— START DATA EXCERPTS —

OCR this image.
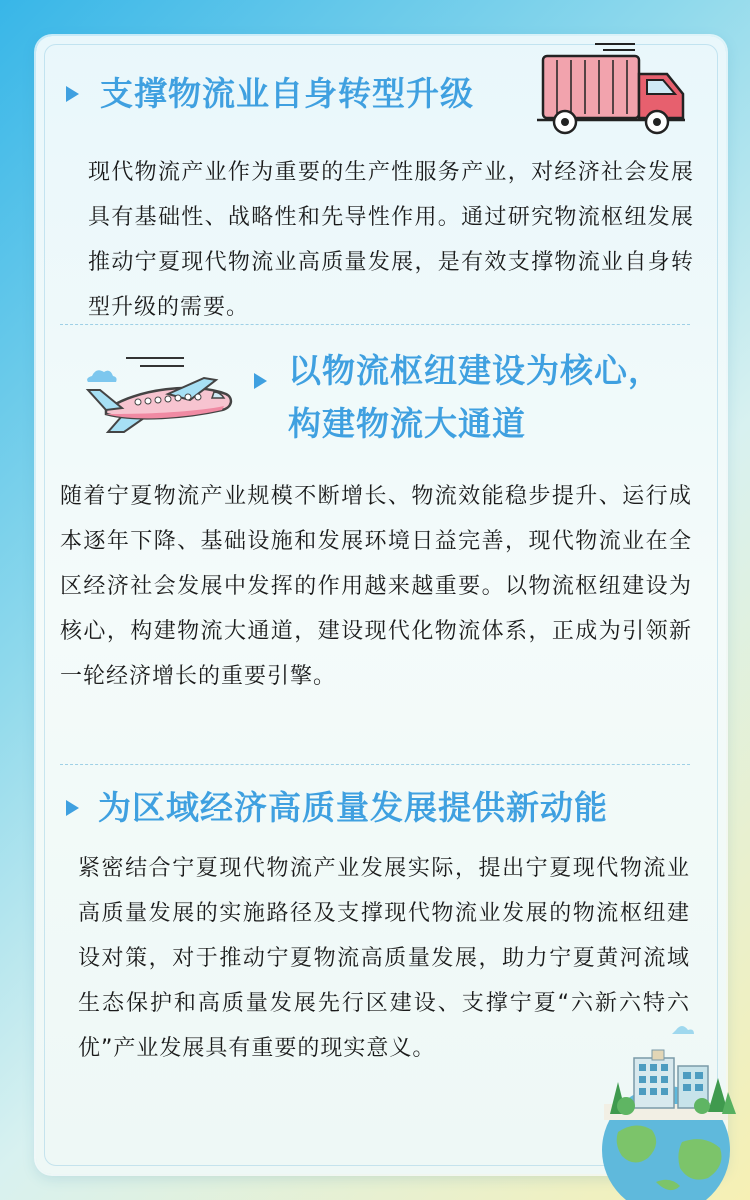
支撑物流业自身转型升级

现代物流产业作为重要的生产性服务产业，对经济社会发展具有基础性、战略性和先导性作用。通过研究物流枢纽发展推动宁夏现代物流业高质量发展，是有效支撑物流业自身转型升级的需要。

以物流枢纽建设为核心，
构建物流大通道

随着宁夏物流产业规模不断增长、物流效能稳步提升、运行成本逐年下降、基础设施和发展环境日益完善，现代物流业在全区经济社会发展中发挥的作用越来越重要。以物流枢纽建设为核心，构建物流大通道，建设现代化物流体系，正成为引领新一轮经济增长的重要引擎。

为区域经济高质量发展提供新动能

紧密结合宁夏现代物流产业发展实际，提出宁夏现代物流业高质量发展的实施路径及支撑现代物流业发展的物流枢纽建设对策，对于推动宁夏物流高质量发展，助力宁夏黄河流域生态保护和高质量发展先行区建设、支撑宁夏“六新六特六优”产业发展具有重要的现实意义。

— END DATA EXCERPTS —
— START DATA EXCERPTS —

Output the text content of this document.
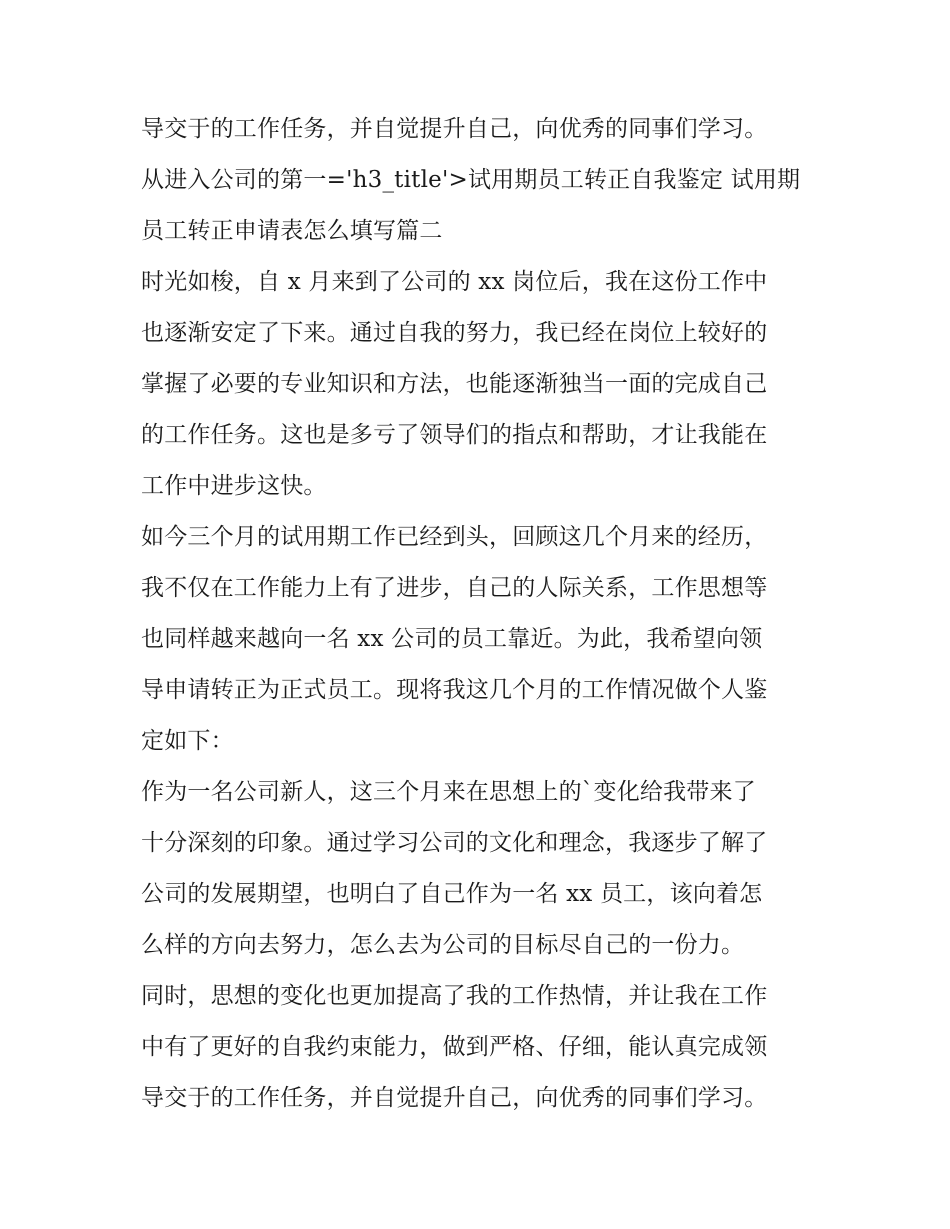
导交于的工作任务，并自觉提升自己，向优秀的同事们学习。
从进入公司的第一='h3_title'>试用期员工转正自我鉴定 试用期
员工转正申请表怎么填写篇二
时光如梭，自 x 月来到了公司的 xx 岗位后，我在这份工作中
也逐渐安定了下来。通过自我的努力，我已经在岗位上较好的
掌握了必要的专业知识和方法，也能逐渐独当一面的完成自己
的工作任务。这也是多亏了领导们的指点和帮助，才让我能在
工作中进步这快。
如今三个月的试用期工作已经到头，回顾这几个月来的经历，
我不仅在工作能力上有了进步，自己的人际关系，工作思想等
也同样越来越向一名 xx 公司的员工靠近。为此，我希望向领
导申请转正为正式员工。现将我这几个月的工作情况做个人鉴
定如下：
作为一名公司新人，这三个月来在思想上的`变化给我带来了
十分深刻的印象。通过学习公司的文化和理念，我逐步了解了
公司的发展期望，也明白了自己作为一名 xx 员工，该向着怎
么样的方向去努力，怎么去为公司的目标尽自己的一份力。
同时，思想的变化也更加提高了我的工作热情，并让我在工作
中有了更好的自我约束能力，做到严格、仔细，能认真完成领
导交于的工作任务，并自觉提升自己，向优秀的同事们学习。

— END DATA EXCERPTS —

## WHAT IS REQUIRED
Pick out the lines containing the string "以物流枢纽建设为核心".

## RESULT OF THIS TASK
以物流枢纽建设为核心，
随着宁夏物流产业规模不断增长、物流效能稳步提升、运行成本逐年下降、基础设施和发展环境日益完善，现代物流业在全区经济社会发展中发挥的作用越来越重要。以物流枢纽建设为核心，构建物流大通道，建设现代化物流体系，正成为引领新一轮经济增长的重要引擎。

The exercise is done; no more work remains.